Exercise goal
In the material below, find each line holding the string "ARB使用率" and copy it.

Figure record extracts
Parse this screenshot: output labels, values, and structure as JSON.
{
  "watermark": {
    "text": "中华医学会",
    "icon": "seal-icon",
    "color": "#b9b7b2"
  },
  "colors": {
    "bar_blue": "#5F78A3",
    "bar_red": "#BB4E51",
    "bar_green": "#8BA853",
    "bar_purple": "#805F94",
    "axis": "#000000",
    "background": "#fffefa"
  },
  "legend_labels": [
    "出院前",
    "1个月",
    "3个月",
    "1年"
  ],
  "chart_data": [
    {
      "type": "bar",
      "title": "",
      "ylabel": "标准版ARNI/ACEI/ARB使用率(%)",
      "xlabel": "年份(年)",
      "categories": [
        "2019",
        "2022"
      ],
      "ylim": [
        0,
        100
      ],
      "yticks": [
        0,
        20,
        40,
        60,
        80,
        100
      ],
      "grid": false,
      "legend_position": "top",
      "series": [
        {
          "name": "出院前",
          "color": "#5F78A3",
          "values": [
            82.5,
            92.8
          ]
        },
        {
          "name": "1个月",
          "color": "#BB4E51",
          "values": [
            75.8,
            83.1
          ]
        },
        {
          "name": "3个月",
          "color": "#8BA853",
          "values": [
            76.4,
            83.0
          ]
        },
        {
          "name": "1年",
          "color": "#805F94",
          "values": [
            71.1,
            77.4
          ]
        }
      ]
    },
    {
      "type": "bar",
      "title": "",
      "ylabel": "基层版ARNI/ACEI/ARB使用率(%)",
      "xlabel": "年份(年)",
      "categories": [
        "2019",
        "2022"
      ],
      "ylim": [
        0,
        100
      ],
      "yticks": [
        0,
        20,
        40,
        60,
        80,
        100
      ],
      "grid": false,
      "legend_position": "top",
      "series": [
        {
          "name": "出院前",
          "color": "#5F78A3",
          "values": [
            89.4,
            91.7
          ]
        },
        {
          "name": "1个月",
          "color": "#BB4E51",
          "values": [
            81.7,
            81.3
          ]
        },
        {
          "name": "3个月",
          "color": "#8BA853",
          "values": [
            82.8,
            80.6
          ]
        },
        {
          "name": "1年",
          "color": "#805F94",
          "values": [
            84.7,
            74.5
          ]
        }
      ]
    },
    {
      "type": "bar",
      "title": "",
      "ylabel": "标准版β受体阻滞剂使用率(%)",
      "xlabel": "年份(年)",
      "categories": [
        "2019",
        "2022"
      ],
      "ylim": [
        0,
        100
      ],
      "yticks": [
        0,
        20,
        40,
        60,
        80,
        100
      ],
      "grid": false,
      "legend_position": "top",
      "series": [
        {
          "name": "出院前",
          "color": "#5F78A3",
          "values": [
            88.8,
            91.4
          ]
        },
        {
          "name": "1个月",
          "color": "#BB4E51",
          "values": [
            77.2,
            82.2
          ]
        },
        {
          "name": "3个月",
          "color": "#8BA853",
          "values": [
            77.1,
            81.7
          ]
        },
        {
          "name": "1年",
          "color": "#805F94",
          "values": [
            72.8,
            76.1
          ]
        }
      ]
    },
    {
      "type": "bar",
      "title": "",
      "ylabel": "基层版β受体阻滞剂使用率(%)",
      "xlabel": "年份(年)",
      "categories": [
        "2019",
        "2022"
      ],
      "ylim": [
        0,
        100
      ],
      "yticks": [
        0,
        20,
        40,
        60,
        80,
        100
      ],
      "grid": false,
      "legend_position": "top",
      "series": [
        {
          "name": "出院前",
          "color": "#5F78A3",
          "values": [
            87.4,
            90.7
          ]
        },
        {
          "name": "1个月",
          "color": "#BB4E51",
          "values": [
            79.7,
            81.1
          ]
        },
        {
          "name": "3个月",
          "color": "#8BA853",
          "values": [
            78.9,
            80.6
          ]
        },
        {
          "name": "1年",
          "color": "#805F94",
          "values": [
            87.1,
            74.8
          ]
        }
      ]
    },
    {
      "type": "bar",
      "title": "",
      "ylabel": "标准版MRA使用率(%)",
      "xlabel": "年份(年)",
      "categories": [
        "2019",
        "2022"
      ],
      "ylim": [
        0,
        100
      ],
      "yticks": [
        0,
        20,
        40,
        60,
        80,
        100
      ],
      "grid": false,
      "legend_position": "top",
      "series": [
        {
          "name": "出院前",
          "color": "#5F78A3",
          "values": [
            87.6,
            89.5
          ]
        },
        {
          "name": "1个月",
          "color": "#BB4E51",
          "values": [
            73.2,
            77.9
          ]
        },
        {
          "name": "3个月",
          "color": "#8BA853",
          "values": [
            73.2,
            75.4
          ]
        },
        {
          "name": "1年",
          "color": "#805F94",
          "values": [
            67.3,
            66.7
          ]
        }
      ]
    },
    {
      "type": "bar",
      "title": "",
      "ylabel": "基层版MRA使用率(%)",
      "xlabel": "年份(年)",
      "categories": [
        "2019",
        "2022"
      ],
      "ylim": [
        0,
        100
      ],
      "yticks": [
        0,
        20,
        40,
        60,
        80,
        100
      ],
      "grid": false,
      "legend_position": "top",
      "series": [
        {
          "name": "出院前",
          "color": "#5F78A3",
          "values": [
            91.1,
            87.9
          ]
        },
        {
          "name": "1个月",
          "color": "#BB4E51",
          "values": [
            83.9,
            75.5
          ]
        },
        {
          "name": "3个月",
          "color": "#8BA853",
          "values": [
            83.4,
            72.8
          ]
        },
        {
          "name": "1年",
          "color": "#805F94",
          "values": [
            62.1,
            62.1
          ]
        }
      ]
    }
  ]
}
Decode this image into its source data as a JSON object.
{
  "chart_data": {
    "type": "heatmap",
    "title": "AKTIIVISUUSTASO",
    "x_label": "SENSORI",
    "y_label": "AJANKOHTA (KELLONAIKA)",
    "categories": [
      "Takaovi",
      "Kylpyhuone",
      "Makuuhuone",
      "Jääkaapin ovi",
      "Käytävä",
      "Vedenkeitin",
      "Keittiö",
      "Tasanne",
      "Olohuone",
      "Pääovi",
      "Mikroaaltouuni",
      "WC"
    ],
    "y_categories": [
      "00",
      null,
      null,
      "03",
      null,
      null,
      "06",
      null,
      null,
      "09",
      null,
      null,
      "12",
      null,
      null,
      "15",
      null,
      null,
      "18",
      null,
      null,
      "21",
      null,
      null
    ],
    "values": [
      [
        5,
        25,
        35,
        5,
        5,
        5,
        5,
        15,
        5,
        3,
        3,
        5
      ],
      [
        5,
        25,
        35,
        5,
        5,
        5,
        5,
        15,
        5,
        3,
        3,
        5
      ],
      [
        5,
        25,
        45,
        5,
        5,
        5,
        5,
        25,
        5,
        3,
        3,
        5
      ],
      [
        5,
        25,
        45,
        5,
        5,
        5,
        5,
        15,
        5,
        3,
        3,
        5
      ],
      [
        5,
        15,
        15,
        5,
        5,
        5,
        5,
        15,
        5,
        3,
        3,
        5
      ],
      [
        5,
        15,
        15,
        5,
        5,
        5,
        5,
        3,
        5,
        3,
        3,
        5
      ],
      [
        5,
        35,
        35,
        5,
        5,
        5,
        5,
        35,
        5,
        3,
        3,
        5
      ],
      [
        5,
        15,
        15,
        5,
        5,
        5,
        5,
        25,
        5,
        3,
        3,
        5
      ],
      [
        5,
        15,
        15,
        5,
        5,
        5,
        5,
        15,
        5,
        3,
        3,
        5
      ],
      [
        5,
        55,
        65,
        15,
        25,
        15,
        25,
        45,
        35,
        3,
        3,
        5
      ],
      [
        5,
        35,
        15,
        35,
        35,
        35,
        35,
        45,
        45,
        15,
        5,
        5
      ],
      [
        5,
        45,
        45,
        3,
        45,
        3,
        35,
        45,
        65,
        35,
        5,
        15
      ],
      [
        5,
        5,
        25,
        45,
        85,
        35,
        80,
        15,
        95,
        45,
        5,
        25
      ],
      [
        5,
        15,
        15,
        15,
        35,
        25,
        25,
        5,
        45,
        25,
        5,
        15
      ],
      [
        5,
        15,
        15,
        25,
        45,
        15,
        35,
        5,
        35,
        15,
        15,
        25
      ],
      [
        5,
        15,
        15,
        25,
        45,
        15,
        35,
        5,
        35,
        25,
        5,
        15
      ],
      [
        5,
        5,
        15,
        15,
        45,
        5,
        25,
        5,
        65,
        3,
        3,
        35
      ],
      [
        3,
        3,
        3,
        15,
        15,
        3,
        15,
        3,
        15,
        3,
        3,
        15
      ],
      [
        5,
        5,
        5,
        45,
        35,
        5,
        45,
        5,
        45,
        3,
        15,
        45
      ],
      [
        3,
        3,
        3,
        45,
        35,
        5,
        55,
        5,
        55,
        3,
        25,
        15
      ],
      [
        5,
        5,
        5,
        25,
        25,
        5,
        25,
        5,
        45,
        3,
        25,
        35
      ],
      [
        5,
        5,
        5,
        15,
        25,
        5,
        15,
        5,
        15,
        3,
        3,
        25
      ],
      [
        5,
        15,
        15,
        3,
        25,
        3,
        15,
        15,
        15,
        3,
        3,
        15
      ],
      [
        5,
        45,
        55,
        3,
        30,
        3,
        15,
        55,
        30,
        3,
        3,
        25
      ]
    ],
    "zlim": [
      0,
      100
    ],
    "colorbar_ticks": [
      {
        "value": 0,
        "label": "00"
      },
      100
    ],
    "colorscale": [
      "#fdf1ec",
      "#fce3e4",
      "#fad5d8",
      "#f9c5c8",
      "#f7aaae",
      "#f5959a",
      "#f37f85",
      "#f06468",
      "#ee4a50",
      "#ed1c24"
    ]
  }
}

Correct result
      "ylabel": "标准版ARNI/ACEI/ARB使用率(%)",
      "ylabel": "基层版ARNI/ACEI/ARB使用率(%)",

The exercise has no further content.